Every entry below must be repeated exactly; skip the pictures.
►
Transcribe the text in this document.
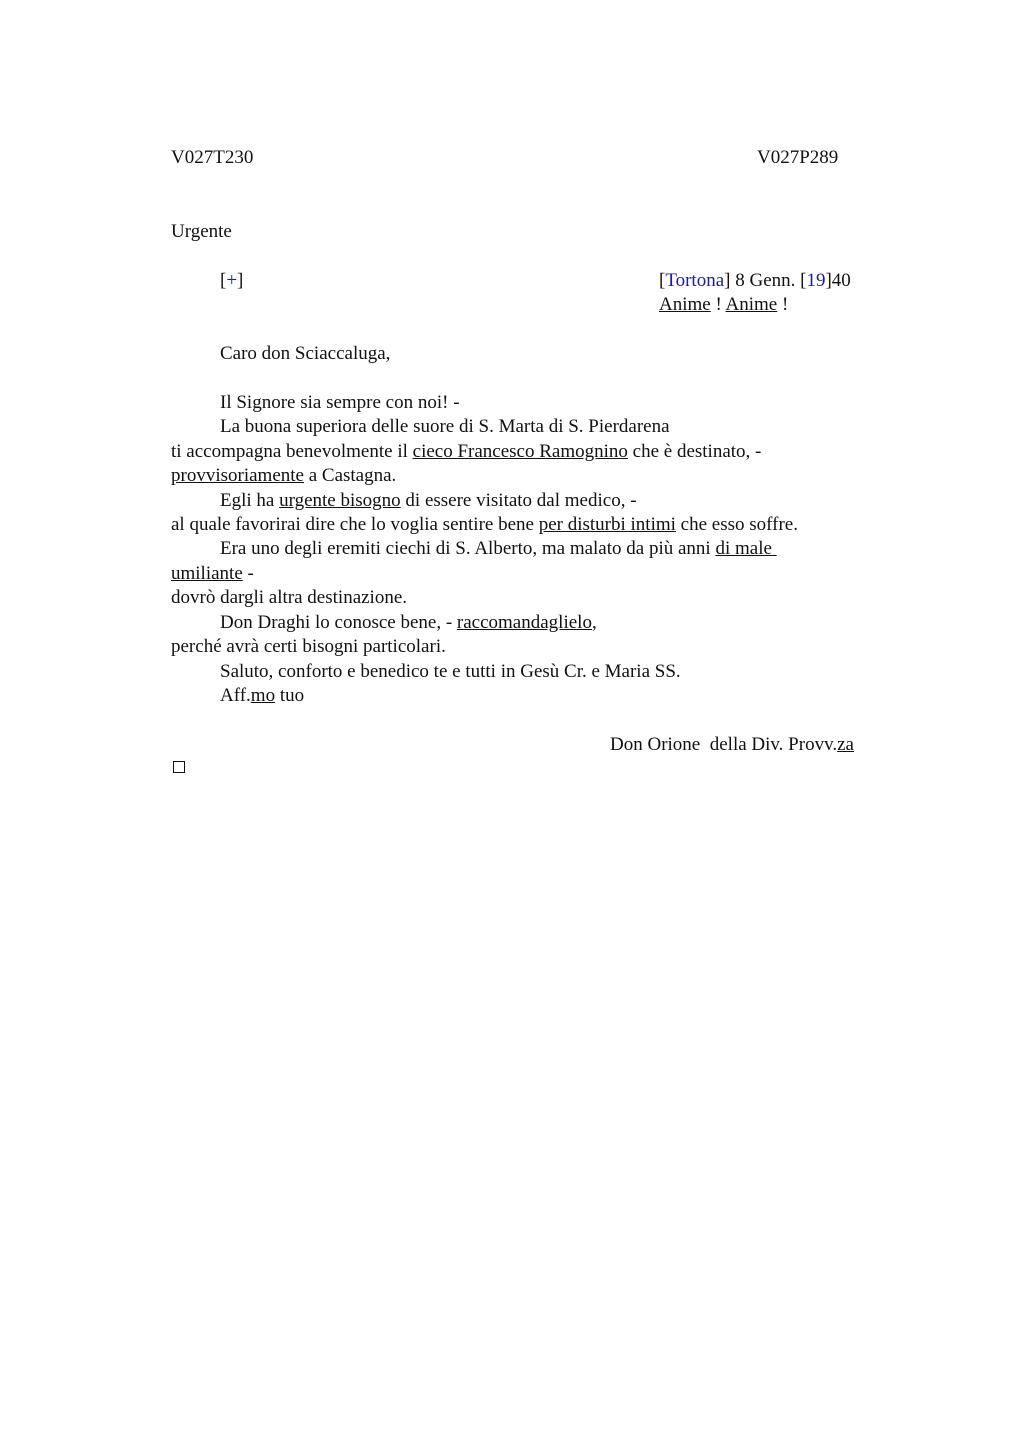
V027T230	V027P289
Urgente
[+]	[Tortona] 8 Genn. [19]40
Anime ! Anime !
Caro don Sciaccaluga,
Il Signore sia sempre con noi! -
La buona superiora delle suore di S. Marta di S. Pierdarena
ti accompagna benevolmente il cieco Francesco Ramognino che è destinato, -
provvisoriamente a Castagna.
Egli ha urgente bisogno di essere visitato dal medico, -
al quale favorirai dire che lo voglia sentire bene per disturbi intimi che esso soffre.
Era uno degli eremiti ciechi di S. Alberto, ma malato da più anni di male
umiliante -
dovrò dargli altra destinazione.
Don Draghi lo conosce bene, - raccomandaglielo,
perché avrà certi bisogni particolari.
Saluto, conforto e benedico te e tutti in Gesù Cr. e Maria SS.
Aff.mo tuo
Don Orione  della Div. Provv.za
◄
## CORRECT RESPONSE
Transcribe the text in this document.
V027T230	V027P289
Urgente
[+]	[Tortona] 8 Genn. [19]40
Anime ! Anime !
Caro don Sciaccaluga,
Il Signore sia sempre con noi! -
La buona superiora delle suore di S. Marta di S. Pierdarena
ti accompagna benevolmente il cieco Francesco Ramognino che è destinato, -
provvisoriamente a Castagna.
Egli ha urgente bisogno di essere visitato dal medico, -
al quale favorirai dire che lo voglia sentire bene per disturbi intimi che esso soffre.
Era uno degli eremiti ciechi di S. Alberto, ma malato da più anni di male
umiliante -
dovrò dargli altra destinazione.
Don Draghi lo conosce bene, - raccomandaglielo,
perché avrà certi bisogni particolari.
Saluto, conforto e benedico te e tutti in Gesù Cr. e Maria SS.
Aff.mo tuo
Don Orione  della Div. Provv.za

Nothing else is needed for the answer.